Extract every record, exactly as written, and ignore the pictures.
>>
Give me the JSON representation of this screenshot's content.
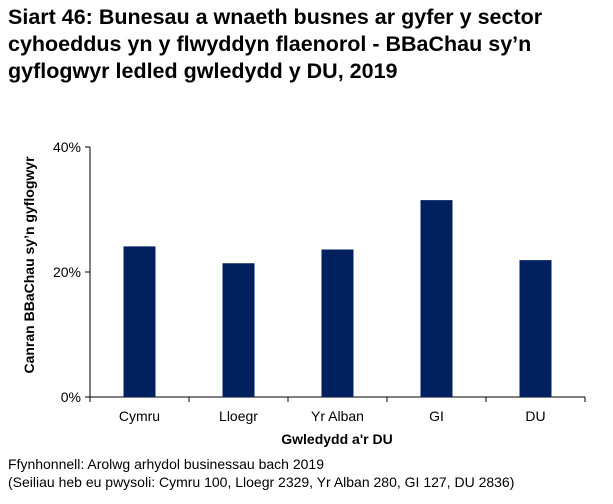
{
  "chart_data": {
    "type": "bar",
    "title": "Siart 46: Bunesau a wnaeth busnes ar gyfer y sector cyhoeddus yn y flwyddyn flaenorol - BBaChau sy’n gyflogwyr ledled gwledydd y DU, 2019",
    "xlabel": "Gwledydd a'r DU",
    "ylabel": "Canran BBaChau sy’n gyflogwyr",
    "categories": [
      "Cymru",
      "Lloegr",
      "Yr Alban",
      "GI",
      "DU"
    ],
    "values": [
      24.1,
      21.4,
      23.6,
      31.5,
      21.9
    ],
    "ylim": [
      0,
      40
    ],
    "yticks": [
      "0%",
      "20%",
      "40%"
    ],
    "ytick_values": [
      0,
      20,
      40
    ],
    "grid": false,
    "bar_color": "#002060"
  },
  "notes": {
    "source": "Ffynhonnell: Arolwg arhydol businessau bach 2019",
    "bases": "(Seiliau heb eu pwysoli: Cymru 100, Lloegr 2329, Yr Alban 280, GI 127, DU 2836)"
  }
}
<<
ANSWER FOR THE TASK:
Give me the JSON representation of this screenshot's content.
{
  "chart_data": {
    "type": "bar",
    "title": "Siart 46: Bunesau a wnaeth busnes ar gyfer y sector cyhoeddus yn y flwyddyn flaenorol - BBaChau sy’n gyflogwyr ledled gwledydd y DU, 2019",
    "xlabel": "Gwledydd a'r DU",
    "ylabel": "Canran BBaChau sy’n gyflogwyr",
    "categories": [
      "Cymru",
      "Lloegr",
      "Yr Alban",
      "GI",
      "DU"
    ],
    "values": [
      24.1,
      21.4,
      23.6,
      31.5,
      21.9
    ],
    "ylim": [
      0,
      40
    ],
    "yticks": [
      "0%",
      "20%",
      "40%"
    ],
    "ytick_values": [
      0,
      20,
      40
    ],
    "grid": false,
    "bar_color": "#002060"
  },
  "notes": {
    "source": "Ffynhonnell: Arolwg arhydol businessau bach 2019",
    "bases": "(Seiliau heb eu pwysoli: Cymru 100, Lloegr 2329, Yr Alban 280, GI 127, DU 2836)"
  }
}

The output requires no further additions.